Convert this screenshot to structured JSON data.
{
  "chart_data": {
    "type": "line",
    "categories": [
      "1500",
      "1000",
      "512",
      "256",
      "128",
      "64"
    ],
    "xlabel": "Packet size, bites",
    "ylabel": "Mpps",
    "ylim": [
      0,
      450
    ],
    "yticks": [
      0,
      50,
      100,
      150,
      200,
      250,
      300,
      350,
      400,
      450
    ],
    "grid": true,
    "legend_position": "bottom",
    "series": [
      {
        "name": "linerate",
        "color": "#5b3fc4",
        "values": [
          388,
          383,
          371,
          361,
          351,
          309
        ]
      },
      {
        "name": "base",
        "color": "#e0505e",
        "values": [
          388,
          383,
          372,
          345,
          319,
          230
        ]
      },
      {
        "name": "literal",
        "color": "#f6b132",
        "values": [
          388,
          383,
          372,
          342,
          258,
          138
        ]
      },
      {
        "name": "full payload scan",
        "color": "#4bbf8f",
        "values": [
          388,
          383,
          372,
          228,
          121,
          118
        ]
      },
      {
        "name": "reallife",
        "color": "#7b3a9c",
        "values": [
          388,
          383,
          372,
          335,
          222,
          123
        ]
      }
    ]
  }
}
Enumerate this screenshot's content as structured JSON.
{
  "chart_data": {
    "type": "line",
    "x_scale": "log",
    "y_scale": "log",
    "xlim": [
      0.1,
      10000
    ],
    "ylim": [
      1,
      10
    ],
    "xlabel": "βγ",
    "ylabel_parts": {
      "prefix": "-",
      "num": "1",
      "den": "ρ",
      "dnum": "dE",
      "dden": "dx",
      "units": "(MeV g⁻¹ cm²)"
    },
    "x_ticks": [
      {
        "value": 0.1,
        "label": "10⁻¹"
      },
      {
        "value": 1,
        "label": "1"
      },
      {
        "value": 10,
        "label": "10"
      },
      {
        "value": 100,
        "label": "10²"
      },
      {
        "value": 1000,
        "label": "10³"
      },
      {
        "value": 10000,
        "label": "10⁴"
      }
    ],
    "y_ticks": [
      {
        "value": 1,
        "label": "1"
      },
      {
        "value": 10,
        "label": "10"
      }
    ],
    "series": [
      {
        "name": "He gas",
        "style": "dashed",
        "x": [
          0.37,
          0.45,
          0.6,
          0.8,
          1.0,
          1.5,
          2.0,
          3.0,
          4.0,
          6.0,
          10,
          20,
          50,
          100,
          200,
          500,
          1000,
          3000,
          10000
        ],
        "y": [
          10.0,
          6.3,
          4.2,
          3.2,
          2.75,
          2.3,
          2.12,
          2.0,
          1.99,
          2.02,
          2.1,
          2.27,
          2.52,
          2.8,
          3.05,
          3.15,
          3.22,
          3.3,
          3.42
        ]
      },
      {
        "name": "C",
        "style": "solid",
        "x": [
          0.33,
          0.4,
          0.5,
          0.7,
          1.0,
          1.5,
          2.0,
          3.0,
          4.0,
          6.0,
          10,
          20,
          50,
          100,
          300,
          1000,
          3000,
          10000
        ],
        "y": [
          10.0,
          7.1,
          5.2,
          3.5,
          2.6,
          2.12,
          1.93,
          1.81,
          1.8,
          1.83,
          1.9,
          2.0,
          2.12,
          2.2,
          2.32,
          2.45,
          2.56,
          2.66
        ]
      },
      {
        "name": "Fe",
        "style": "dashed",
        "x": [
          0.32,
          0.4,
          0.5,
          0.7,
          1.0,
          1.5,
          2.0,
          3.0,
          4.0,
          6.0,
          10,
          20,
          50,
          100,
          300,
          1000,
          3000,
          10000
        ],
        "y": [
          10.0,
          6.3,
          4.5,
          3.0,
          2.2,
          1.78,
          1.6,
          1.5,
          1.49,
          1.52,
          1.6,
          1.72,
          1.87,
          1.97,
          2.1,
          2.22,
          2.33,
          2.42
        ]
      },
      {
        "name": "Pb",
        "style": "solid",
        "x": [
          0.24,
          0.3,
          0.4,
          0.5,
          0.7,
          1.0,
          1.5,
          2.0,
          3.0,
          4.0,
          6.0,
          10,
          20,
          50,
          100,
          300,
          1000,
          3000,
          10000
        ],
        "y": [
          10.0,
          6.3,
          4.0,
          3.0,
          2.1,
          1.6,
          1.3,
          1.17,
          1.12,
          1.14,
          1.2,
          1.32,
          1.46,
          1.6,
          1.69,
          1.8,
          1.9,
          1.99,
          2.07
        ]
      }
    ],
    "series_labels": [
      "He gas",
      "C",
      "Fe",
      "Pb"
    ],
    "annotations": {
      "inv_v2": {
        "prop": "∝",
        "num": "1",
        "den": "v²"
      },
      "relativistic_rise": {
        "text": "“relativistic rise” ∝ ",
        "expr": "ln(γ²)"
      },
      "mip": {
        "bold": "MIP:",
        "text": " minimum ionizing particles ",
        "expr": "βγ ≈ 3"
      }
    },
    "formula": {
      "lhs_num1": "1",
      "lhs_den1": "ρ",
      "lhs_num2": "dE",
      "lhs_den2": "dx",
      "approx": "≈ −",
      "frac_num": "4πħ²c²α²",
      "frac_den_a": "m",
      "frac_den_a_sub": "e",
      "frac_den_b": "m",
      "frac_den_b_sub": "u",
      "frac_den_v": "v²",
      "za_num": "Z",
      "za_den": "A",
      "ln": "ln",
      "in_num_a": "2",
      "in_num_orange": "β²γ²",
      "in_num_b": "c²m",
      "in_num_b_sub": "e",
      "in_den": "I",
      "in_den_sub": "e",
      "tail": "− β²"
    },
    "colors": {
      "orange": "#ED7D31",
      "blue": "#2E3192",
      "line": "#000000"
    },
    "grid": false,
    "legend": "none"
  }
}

## Written exercise
Every line of the listing that holds "name" should be found and copied.

## Completed exercise
        "name": "linerate",
        "name": "base",
        "name": "literal",
        "name": "full payload scan",
        "name": "reallife",
        "name": "He gas",
        "name": "C",
        "name": "Fe",
        "name": "Pb",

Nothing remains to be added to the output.